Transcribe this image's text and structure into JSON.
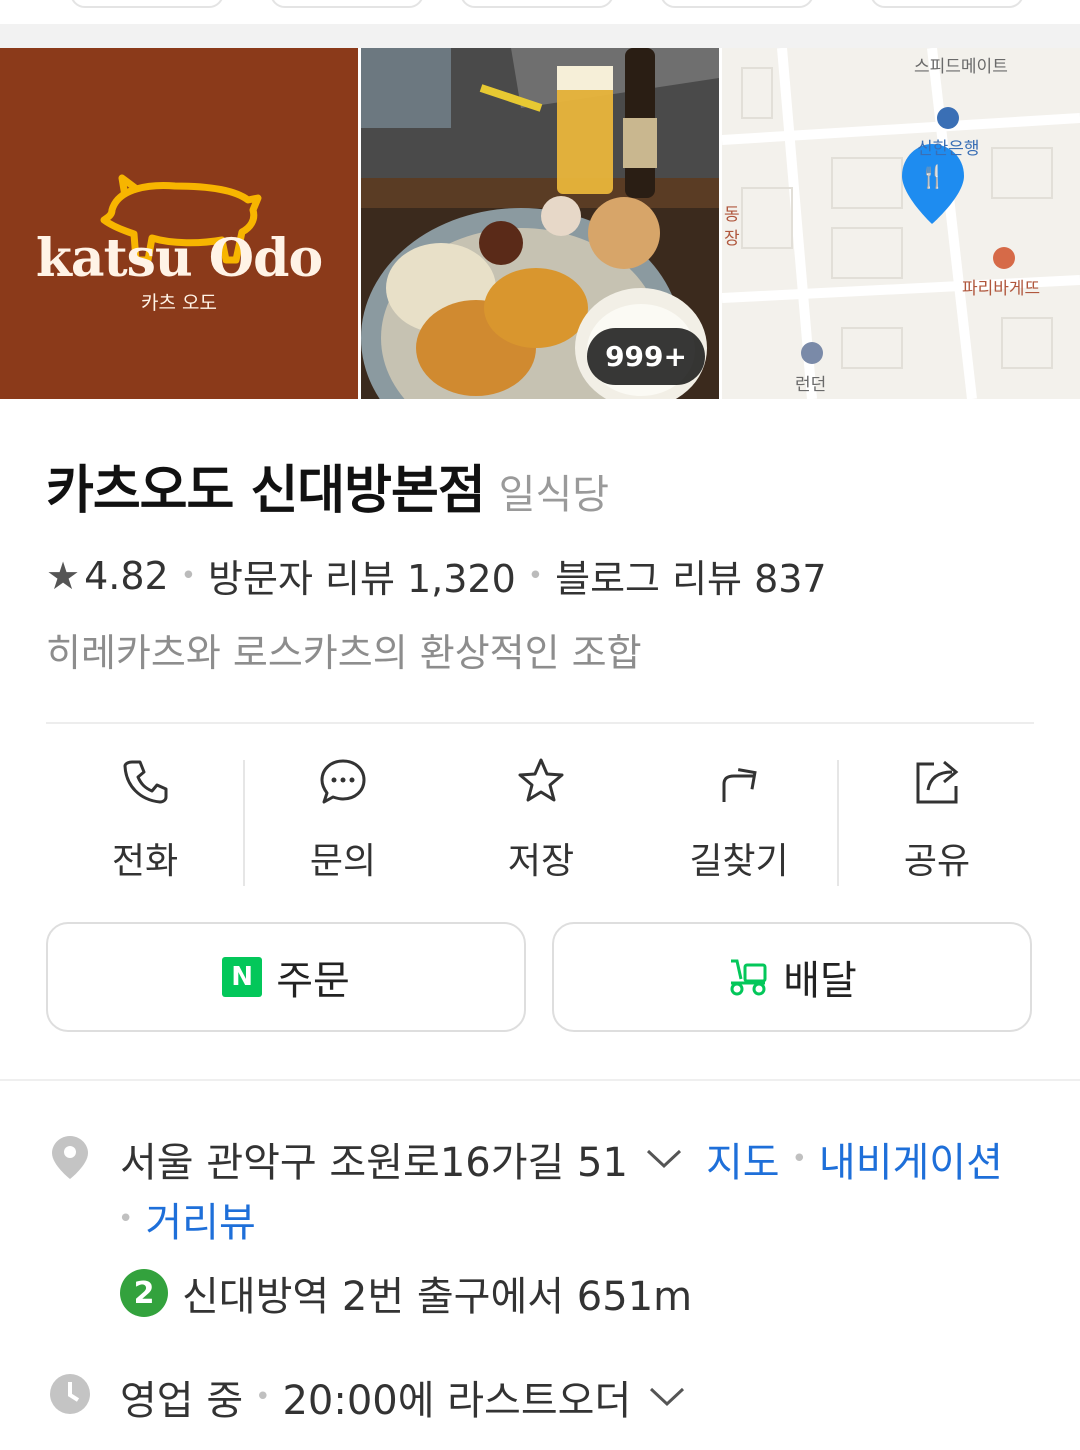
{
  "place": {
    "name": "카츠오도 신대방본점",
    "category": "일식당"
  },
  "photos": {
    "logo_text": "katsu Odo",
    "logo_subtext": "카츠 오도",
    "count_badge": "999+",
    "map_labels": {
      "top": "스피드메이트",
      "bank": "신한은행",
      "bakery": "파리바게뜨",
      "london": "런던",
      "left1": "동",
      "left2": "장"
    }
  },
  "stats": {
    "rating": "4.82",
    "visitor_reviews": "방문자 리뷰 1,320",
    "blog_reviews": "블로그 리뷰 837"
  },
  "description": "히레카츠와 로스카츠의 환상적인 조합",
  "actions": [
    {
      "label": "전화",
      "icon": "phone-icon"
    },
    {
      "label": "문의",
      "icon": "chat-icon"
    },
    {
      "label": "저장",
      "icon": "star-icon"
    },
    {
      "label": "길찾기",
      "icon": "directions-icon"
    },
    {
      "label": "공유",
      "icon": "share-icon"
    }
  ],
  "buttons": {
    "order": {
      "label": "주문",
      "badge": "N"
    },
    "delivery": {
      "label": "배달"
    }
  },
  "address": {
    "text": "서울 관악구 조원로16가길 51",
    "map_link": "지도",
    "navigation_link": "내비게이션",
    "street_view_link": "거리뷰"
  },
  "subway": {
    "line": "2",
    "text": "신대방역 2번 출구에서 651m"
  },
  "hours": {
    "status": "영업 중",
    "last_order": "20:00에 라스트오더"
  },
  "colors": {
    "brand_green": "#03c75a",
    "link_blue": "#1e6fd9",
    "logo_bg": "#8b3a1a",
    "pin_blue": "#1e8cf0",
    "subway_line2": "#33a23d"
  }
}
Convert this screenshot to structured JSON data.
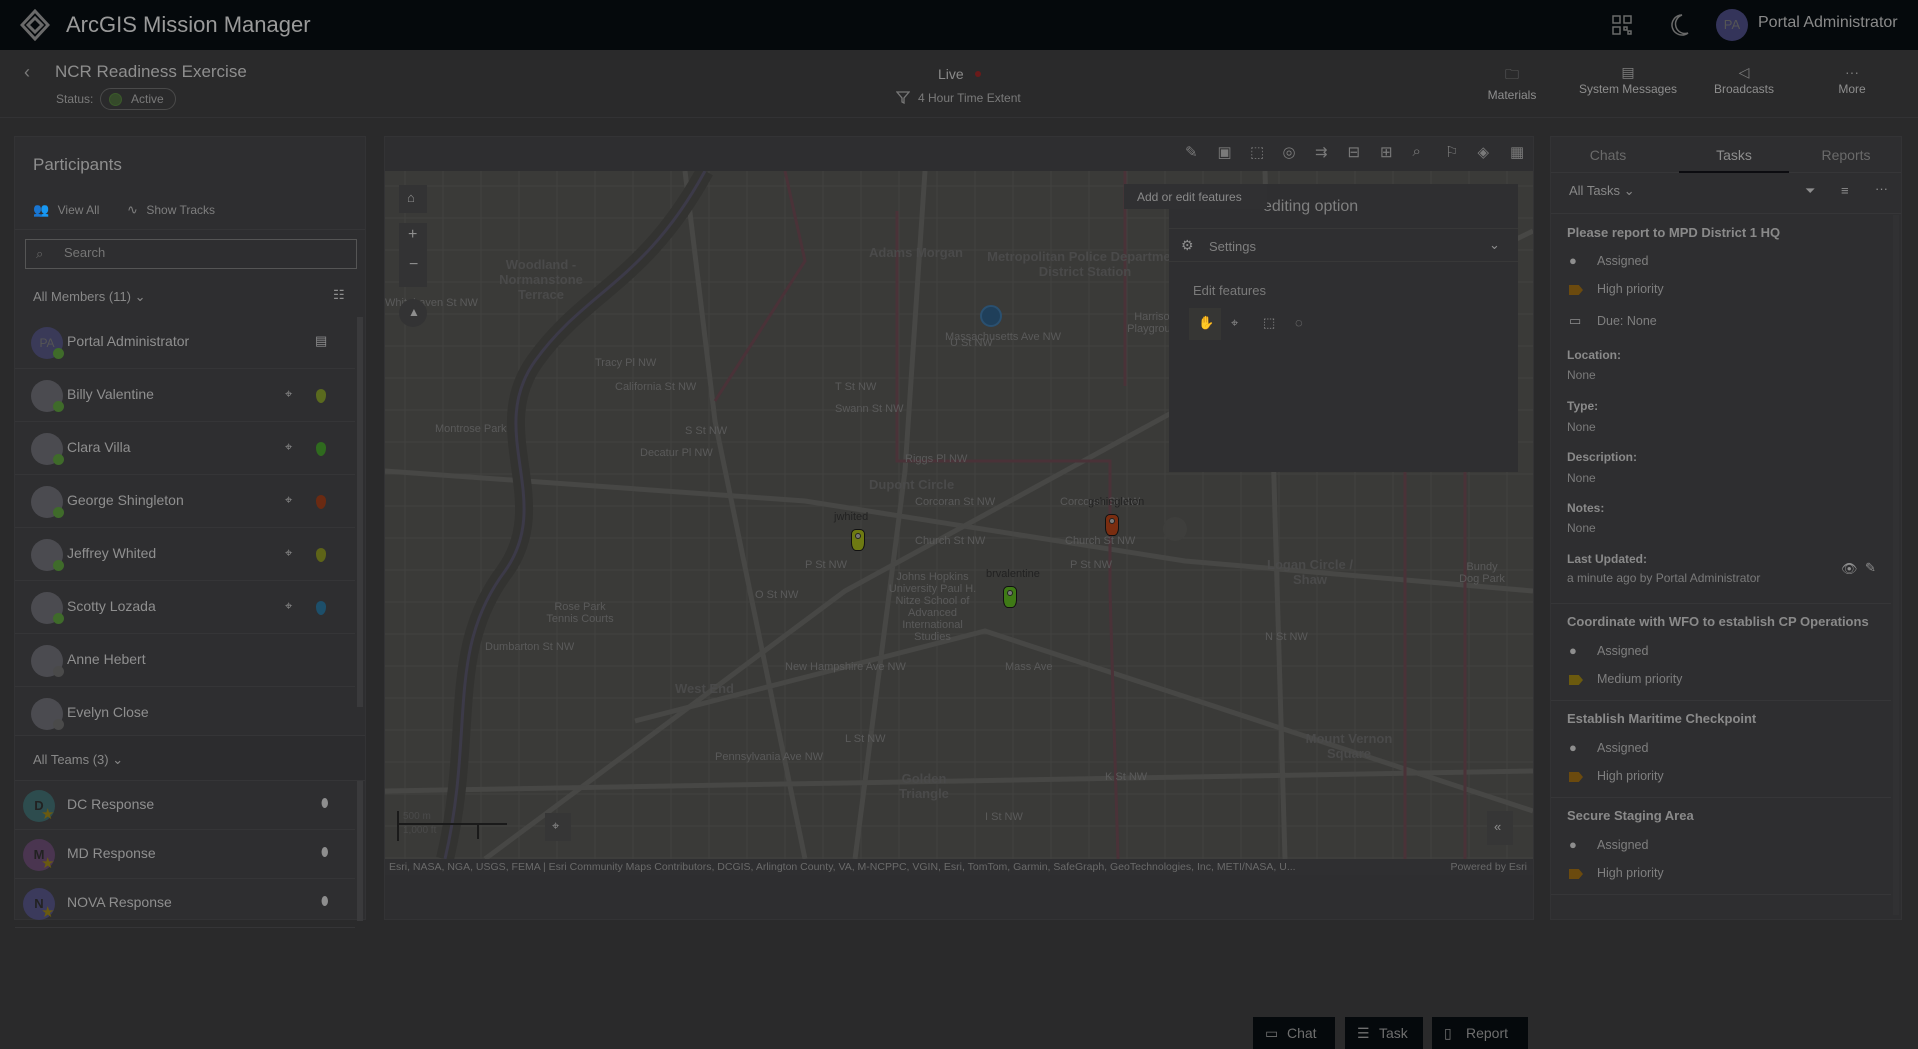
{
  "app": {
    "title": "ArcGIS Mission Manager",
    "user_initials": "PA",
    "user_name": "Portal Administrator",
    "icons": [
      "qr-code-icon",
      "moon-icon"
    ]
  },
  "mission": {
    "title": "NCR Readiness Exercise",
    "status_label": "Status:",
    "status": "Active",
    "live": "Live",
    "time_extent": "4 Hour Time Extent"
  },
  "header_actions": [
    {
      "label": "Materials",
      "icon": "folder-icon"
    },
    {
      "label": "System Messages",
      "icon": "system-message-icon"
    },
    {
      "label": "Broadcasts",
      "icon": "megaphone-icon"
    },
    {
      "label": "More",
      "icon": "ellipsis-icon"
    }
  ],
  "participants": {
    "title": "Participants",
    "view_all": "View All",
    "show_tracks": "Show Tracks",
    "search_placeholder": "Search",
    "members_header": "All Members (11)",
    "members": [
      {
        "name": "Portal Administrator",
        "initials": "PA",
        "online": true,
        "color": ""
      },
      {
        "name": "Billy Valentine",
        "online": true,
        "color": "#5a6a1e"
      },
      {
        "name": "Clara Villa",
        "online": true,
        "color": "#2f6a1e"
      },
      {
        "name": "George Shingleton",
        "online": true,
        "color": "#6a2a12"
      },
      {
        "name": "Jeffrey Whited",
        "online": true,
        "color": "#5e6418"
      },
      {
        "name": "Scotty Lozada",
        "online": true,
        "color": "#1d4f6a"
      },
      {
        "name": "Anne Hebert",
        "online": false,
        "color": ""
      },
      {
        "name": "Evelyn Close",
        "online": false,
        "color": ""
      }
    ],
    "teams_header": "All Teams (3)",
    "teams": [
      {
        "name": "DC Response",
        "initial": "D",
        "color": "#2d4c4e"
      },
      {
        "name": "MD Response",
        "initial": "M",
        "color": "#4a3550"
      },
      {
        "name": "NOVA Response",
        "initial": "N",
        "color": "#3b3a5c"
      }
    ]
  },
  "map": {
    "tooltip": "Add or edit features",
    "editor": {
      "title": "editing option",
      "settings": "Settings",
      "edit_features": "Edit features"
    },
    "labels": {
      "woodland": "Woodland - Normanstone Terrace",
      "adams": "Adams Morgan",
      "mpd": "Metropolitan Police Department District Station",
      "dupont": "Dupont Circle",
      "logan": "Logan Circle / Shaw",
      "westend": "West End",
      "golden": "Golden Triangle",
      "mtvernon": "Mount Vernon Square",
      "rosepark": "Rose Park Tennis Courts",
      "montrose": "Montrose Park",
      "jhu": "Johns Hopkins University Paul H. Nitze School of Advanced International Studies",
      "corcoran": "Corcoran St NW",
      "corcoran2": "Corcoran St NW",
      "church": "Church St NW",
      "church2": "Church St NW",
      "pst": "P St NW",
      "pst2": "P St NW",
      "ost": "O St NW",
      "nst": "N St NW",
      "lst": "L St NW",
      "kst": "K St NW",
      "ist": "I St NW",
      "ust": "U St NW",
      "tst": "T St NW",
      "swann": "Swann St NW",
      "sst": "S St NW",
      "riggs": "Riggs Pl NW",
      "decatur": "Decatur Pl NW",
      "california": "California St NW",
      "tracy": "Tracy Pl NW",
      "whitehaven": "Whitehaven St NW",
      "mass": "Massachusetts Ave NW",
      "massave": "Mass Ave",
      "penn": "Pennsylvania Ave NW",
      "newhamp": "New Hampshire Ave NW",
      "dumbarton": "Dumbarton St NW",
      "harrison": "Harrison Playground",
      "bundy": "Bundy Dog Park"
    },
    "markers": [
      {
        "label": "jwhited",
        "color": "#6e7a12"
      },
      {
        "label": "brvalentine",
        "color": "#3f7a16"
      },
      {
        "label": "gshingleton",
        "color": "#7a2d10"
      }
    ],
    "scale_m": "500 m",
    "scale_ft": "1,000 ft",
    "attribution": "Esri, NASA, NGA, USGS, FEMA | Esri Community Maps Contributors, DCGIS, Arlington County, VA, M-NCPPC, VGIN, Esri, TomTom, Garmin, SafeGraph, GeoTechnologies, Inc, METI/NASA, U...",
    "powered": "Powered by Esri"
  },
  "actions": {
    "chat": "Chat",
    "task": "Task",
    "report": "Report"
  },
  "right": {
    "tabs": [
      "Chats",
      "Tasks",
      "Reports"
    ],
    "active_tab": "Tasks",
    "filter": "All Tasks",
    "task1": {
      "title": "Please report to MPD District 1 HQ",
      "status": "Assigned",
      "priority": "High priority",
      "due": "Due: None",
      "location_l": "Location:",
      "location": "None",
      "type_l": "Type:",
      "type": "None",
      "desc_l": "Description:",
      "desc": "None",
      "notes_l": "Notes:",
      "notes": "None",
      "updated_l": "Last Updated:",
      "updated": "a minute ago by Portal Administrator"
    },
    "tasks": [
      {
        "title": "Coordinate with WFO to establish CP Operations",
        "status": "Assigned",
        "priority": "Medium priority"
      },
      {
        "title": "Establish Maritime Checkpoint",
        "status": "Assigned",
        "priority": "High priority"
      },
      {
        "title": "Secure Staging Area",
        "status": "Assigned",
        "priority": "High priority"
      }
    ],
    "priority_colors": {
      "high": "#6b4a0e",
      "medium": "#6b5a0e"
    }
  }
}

_PROBLEM TO SOLVE_: The material above holds pictures; copy everything else in it exactly.

_TASK RESPONSE_:
Transcribe this image's text and structure into JSON.
{
  "place": {
    "name": "카츠오도 신대방본점",
    "category": "일식당"
  },
  "photos": {
    "logo_text": "katsu Odo",
    "logo_subtext": "카츠 오도",
    "count_badge": "999+",
    "map_labels": {
      "top": "스피드메이트",
      "bank": "신한은행",
      "bakery": "파리바게뜨",
      "london": "런던",
      "left1": "동",
      "left2": "장"
    }
  },
  "stats": {
    "rating": "4.82",
    "visitor_reviews": "방문자 리뷰 1,320",
    "blog_reviews": "블로그 리뷰 837"
  },
  "description": "히레카츠와 로스카츠의 환상적인 조합",
  "actions": [
    {
      "label": "전화",
      "icon": "phone-icon"
    },
    {
      "label": "문의",
      "icon": "chat-icon"
    },
    {
      "label": "저장",
      "icon": "star-icon"
    },
    {
      "label": "길찾기",
      "icon": "directions-icon"
    },
    {
      "label": "공유",
      "icon": "share-icon"
    }
  ],
  "buttons": {
    "order": {
      "label": "주문",
      "badge": "N"
    },
    "delivery": {
      "label": "배달"
    }
  },
  "address": {
    "text": "서울 관악구 조원로16가길 51",
    "map_link": "지도",
    "navigation_link": "내비게이션",
    "street_view_link": "거리뷰"
  },
  "subway": {
    "line": "2",
    "text": "신대방역 2번 출구에서 651m"
  },
  "hours": {
    "status": "영업 중",
    "last_order": "20:00에 라스트오더"
  },
  "colors": {
    "brand_green": "#03c75a",
    "link_blue": "#1e6fd9",
    "logo_bg": "#8b3a1a",
    "pin_blue": "#1e8cf0",
    "subway_line2": "#33a23d"
  }
}
Convert this screenshot to structured JSON data.
{
  "app": {
    "title": "ArcGIS Mission Manager",
    "user_initials": "PA",
    "user_name": "Portal Administrator",
    "icons": [
      "qr-code-icon",
      "moon-icon"
    ]
  },
  "mission": {
    "title": "NCR Readiness Exercise",
    "status_label": "Status:",
    "status": "Active",
    "live": "Live",
    "time_extent": "4 Hour Time Extent"
  },
  "header_actions": [
    {
      "label": "Materials",
      "icon": "folder-icon"
    },
    {
      "label": "System Messages",
      "icon": "system-message-icon"
    },
    {
      "label": "Broadcasts",
      "icon": "megaphone-icon"
    },
    {
      "label": "More",
      "icon": "ellipsis-icon"
    }
  ],
  "participants": {
    "title": "Participants",
    "view_all": "View All",
    "show_tracks": "Show Tracks",
    "search_placeholder": "Search",
    "members_header": "All Members (11)",
    "members": [
      {
        "name": "Portal Administrator",
        "initials": "PA",
        "online": true,
        "color": ""
      },
      {
        "name": "Billy Valentine",
        "online": true,
        "color": "#5a6a1e"
      },
      {
        "name": "Clara Villa",
        "online": true,
        "color": "#2f6a1e"
      },
      {
        "name": "George Shingleton",
        "online": true,
        "color": "#6a2a12"
      },
      {
        "name": "Jeffrey Whited",
        "online": true,
        "color": "#5e6418"
      },
      {
        "name": "Scotty Lozada",
        "online": true,
        "color": "#1d4f6a"
      },
      {
        "name": "Anne Hebert",
        "online": false,
        "color": ""
      },
      {
        "name": "Evelyn Close",
        "online": false,
        "color": ""
      }
    ],
    "teams_header": "All Teams (3)",
    "teams": [
      {
        "name": "DC Response",
        "initial": "D",
        "color": "#2d4c4e"
      },
      {
        "name": "MD Response",
        "initial": "M",
        "color": "#4a3550"
      },
      {
        "name": "NOVA Response",
        "initial": "N",
        "color": "#3b3a5c"
      }
    ]
  },
  "map": {
    "tooltip": "Add or edit features",
    "editor": {
      "title": "editing option",
      "settings": "Settings",
      "edit_features": "Edit features"
    },
    "labels": {
      "woodland": "Woodland - Normanstone Terrace",
      "adams": "Adams Morgan",
      "mpd": "Metropolitan Police Department District Station",
      "dupont": "Dupont Circle",
      "logan": "Logan Circle / Shaw",
      "westend": "West End",
      "golden": "Golden Triangle",
      "mtvernon": "Mount Vernon Square",
      "rosepark": "Rose Park Tennis Courts",
      "montrose": "Montrose Park",
      "jhu": "Johns Hopkins University Paul H. Nitze School of Advanced International Studies",
      "corcoran": "Corcoran St NW",
      "corcoran2": "Corcoran St NW",
      "church": "Church St NW",
      "church2": "Church St NW",
      "pst": "P St NW",
      "pst2": "P St NW",
      "ost": "O St NW",
      "nst": "N St NW",
      "lst": "L St NW",
      "kst": "K St NW",
      "ist": "I St NW",
      "ust": "U St NW",
      "tst": "T St NW",
      "swann": "Swann St NW",
      "sst": "S St NW",
      "riggs": "Riggs Pl NW",
      "decatur": "Decatur Pl NW",
      "california": "California St NW",
      "tracy": "Tracy Pl NW",
      "whitehaven": "Whitehaven St NW",
      "mass": "Massachusetts Ave NW",
      "massave": "Mass Ave",
      "penn": "Pennsylvania Ave NW",
      "newhamp": "New Hampshire Ave NW",
      "dumbarton": "Dumbarton St NW",
      "harrison": "Harrison Playground",
      "bundy": "Bundy Dog Park"
    },
    "markers": [
      {
        "label": "jwhited",
        "color": "#6e7a12"
      },
      {
        "label": "brvalentine",
        "color": "#3f7a16"
      },
      {
        "label": "gshingleton",
        "color": "#7a2d10"
      }
    ],
    "scale_m": "500 m",
    "scale_ft": "1,000 ft",
    "attribution": "Esri, NASA, NGA, USGS, FEMA | Esri Community Maps Contributors, DCGIS, Arlington County, VA, M-NCPPC, VGIN, Esri, TomTom, Garmin, SafeGraph, GeoTechnologies, Inc, METI/NASA, U...",
    "powered": "Powered by Esri"
  },
  "actions": {
    "chat": "Chat",
    "task": "Task",
    "report": "Report"
  },
  "right": {
    "tabs": [
      "Chats",
      "Tasks",
      "Reports"
    ],
    "active_tab": "Tasks",
    "filter": "All Tasks",
    "task1": {
      "title": "Please report to MPD District 1 HQ",
      "status": "Assigned",
      "priority": "High priority",
      "due": "Due: None",
      "location_l": "Location:",
      "location": "None",
      "type_l": "Type:",
      "type": "None",
      "desc_l": "Description:",
      "desc": "None",
      "notes_l": "Notes:",
      "notes": "None",
      "updated_l": "Last Updated:",
      "updated": "a minute ago by Portal Administrator"
    },
    "tasks": [
      {
        "title": "Coordinate with WFO to establish CP Operations",
        "status": "Assigned",
        "priority": "Medium priority"
      },
      {
        "title": "Establish Maritime Checkpoint",
        "status": "Assigned",
        "priority": "High priority"
      },
      {
        "title": "Secure Staging Area",
        "status": "Assigned",
        "priority": "High priority"
      }
    ],
    "priority_colors": {
      "high": "#6b4a0e",
      "medium": "#6b5a0e"
    }
  }
}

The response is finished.